Begin

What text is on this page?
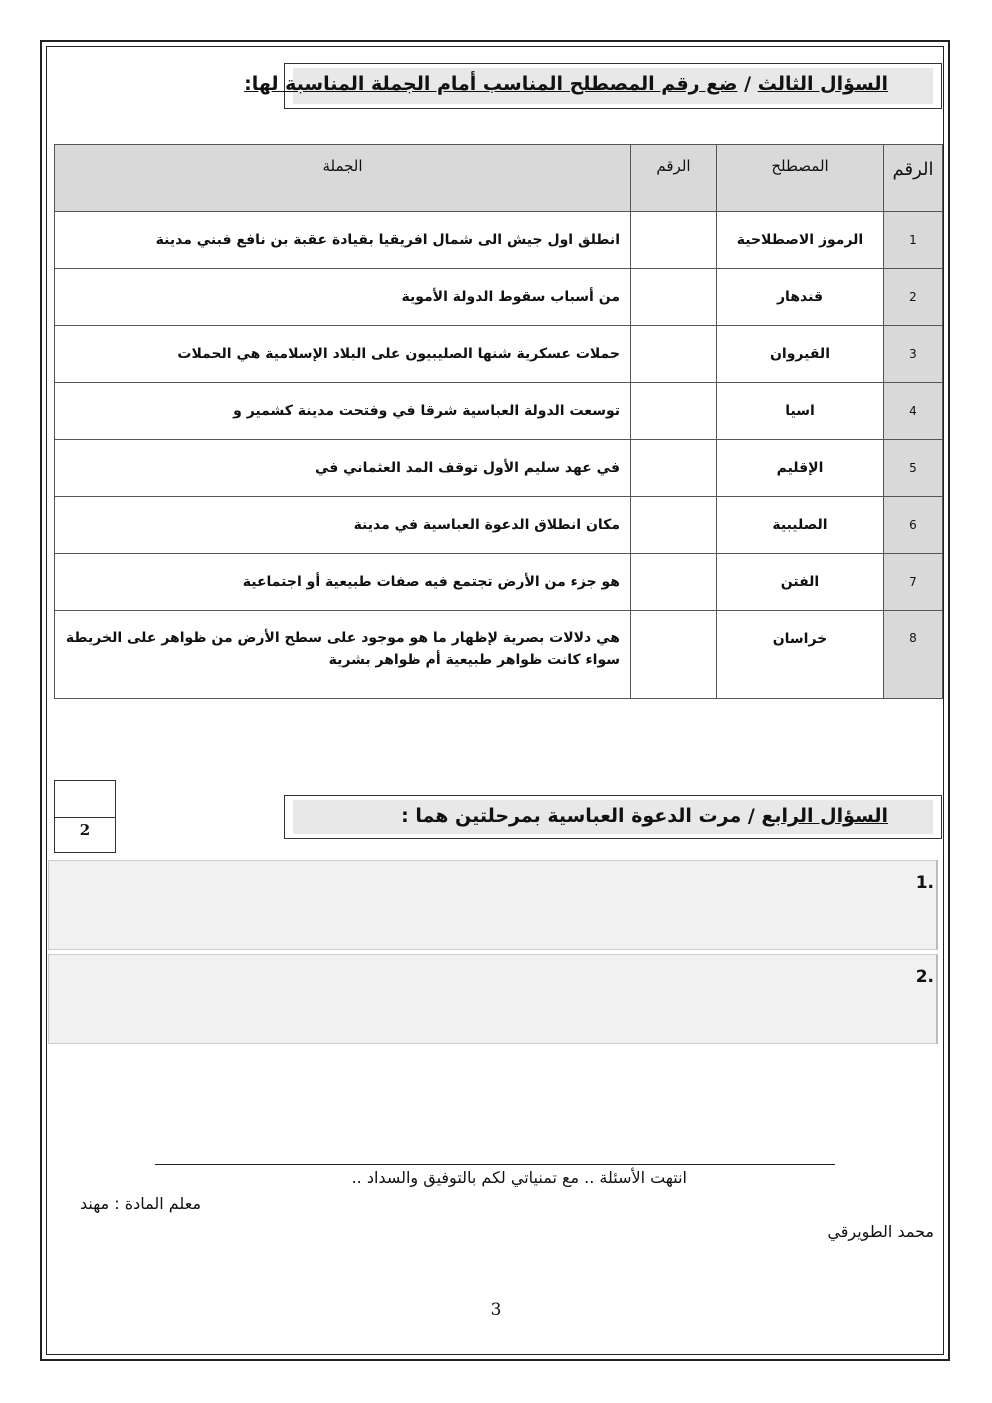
السؤال الثالث / ضع رقم المصطلح المناسب أمام الجملة المناسبة لها:
الرقم	المصطلح	الرقم	الجملة
1	الرموز الاصطلاحية		انطلق اول جيش الى شمال افريقيا بقيادة عقبة بن نافع فبني مدينة
2	قندهار		من أسباب سقوط الدولة الأموية
3	القيروان		حملات عسكرية شنها الصليبيون على البلاد الإسلامية هي الحملات
4	اسيا		توسعت الدولة العباسية شرقا في وفتحت مدينة كشمير و
5	الإقليم		في عهد سليم الأول توقف المد العثماني في
6	الصليبية		مكان انطلاق الدعوة العباسية في مدينة
7	الفتن		هو جزء من الأرض تجتمع فيه صفات طبيعية أو اجتماعية
8	خراسان		هي دلالات بصرية لإظهار ما هو موجود على سطح الأرض من ظواهر على الخريطة
سواء كانت ظواهر طبيعية أم ظواهر بشرية
2
السؤال الرابع / مرت الدعوة العباسية بمرحلتين هما :
1.
2.
انتهت الأسئلة .. مع تمنياتي لكم بالتوفيق والسداد ..
معلم المادة : مهند
محمد الطويرقي
3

End

**EXERCISE OBJECTIVE**
Transcribe all the lines above exactly, apart from the pictures.

**FINISHED EXERCISE**
What text is on this page?
السؤال الثالث / ضع رقم المصطلح المناسب أمام الجملة المناسبة لها:
الرقم	المصطلح	الرقم	الجملة
1	الرموز الاصطلاحية		انطلق اول جيش الى شمال افريقيا بقيادة عقبة بن نافع فبني مدينة
2	قندهار		من أسباب سقوط الدولة الأموية
3	القيروان		حملات عسكرية شنها الصليبيون على البلاد الإسلامية هي الحملات
4	اسيا		توسعت الدولة العباسية شرقا في وفتحت مدينة كشمير و
5	الإقليم		في عهد سليم الأول توقف المد العثماني في
6	الصليبية		مكان انطلاق الدعوة العباسية في مدينة
7	الفتن		هو جزء من الأرض تجتمع فيه صفات طبيعية أو اجتماعية
8	خراسان		هي دلالات بصرية لإظهار ما هو موجود على سطح الأرض من ظواهر على الخريطة
سواء كانت ظواهر طبيعية أم ظواهر بشرية
2
السؤال الرابع / مرت الدعوة العباسية بمرحلتين هما :
1.
2.
انتهت الأسئلة .. مع تمنياتي لكم بالتوفيق والسداد ..
معلم المادة : مهند
محمد الطويرقي
3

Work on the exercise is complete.